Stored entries
-=-=-

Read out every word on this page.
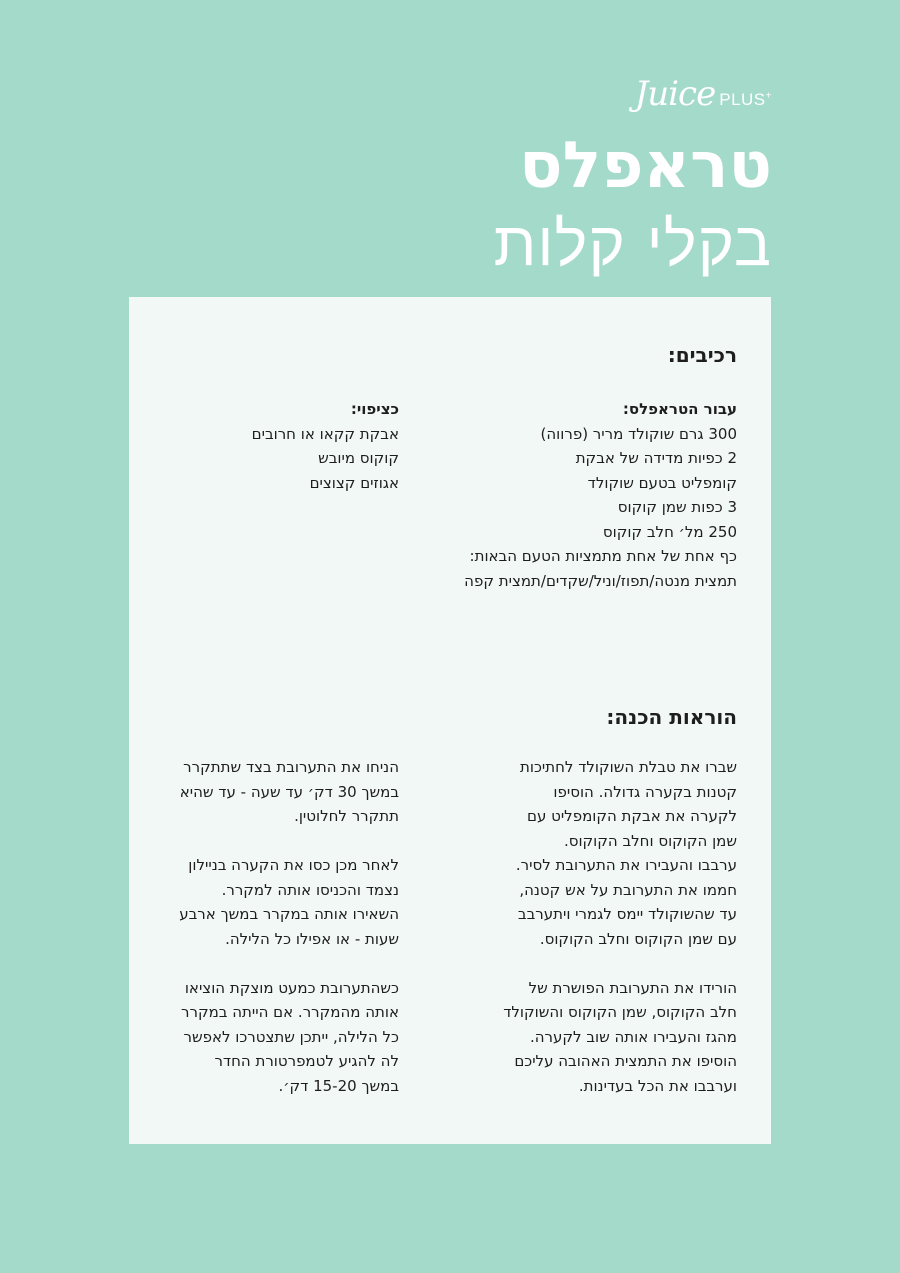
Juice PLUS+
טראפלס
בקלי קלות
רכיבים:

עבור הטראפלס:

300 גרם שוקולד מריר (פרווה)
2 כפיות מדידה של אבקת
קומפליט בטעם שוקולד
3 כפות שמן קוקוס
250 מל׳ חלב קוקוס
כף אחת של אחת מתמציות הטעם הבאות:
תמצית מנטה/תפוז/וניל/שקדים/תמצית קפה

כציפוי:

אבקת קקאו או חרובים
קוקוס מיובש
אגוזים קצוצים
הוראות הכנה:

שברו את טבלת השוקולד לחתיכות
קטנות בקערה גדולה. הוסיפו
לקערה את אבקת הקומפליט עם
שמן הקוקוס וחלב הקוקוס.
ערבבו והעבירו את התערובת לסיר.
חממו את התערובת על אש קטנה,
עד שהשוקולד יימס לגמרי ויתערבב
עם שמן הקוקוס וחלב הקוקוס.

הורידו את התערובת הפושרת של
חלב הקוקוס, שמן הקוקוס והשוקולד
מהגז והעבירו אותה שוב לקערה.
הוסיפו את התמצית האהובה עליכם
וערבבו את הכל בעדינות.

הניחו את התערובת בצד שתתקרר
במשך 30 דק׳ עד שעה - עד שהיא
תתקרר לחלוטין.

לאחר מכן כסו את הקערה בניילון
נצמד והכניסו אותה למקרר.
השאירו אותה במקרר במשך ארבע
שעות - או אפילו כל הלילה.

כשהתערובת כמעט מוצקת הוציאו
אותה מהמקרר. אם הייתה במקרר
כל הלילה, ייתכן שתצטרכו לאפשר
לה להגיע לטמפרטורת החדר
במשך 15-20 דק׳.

-=-=-

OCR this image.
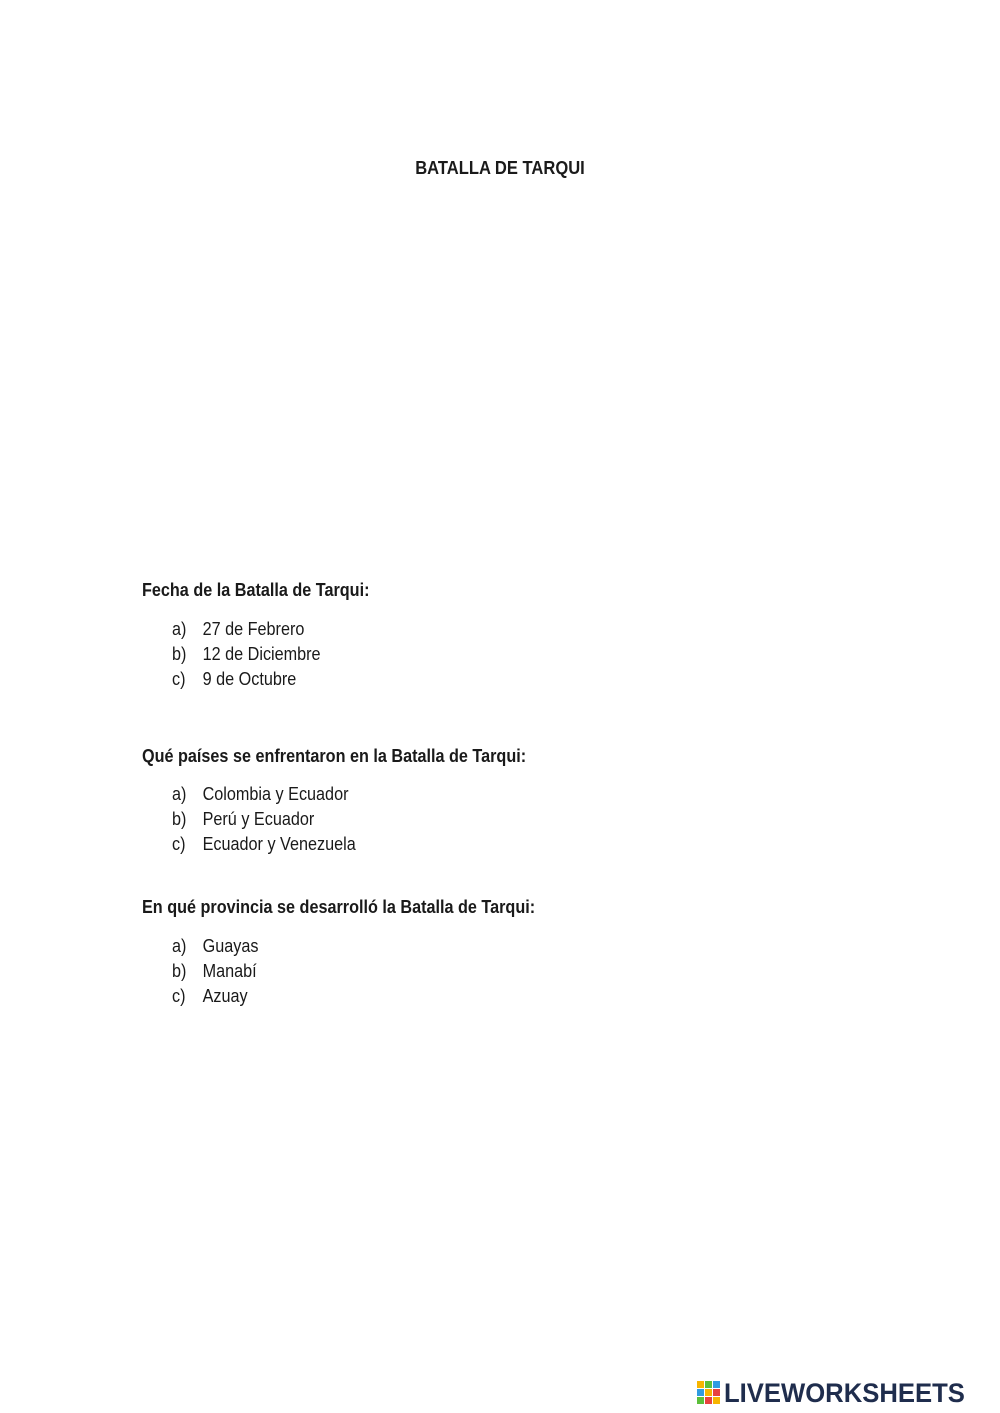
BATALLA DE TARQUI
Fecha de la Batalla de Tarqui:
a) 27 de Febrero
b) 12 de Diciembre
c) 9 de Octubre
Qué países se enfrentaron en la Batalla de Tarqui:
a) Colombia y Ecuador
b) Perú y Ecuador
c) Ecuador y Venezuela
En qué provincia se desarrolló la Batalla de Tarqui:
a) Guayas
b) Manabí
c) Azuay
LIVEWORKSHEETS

-=-=-

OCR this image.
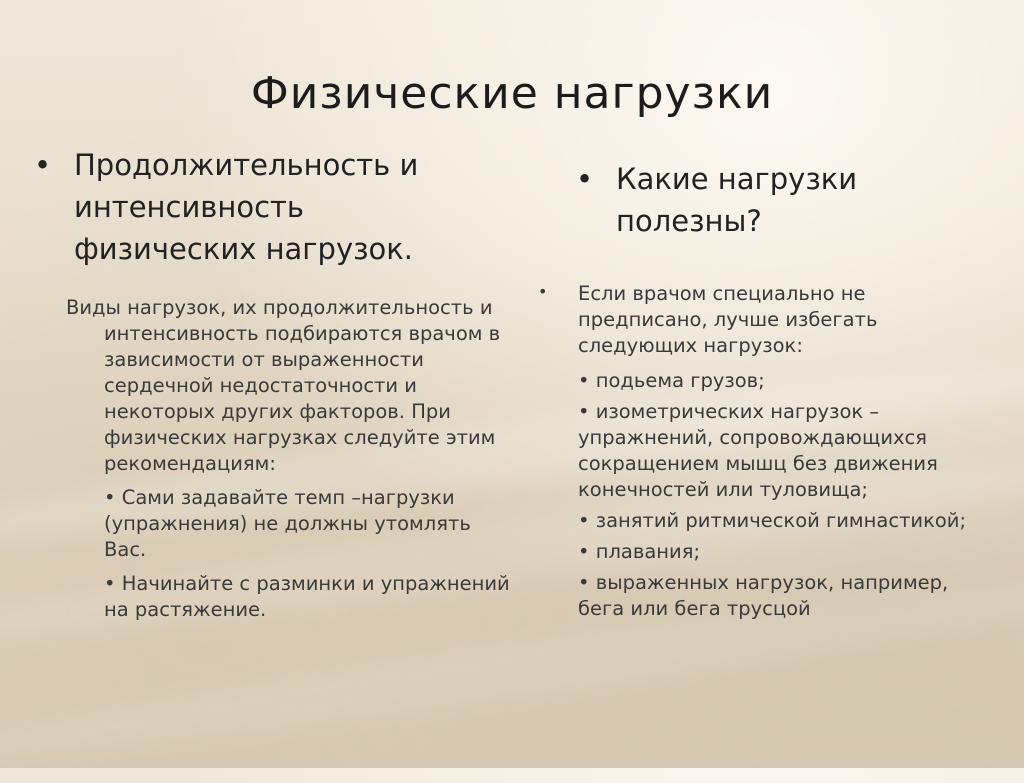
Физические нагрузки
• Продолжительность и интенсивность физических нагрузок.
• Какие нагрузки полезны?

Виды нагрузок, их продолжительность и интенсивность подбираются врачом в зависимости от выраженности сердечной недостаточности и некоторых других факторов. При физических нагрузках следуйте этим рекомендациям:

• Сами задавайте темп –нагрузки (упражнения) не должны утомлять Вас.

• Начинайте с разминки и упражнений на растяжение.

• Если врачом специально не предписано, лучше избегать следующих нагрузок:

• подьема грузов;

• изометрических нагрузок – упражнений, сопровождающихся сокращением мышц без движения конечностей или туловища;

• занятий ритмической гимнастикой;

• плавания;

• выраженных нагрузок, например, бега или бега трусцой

-=-=-

> [CHALLENGE]: Using the records above, copy every line that has the word "упражнений" in it.

> [RESULT OF THE EXERCISE]:
• Начинайте с разминки и упражнений на растяжение.
• изометрических нагрузок – упражнений, сопровождающихся сокращением мышц без движения конечностей или туловища;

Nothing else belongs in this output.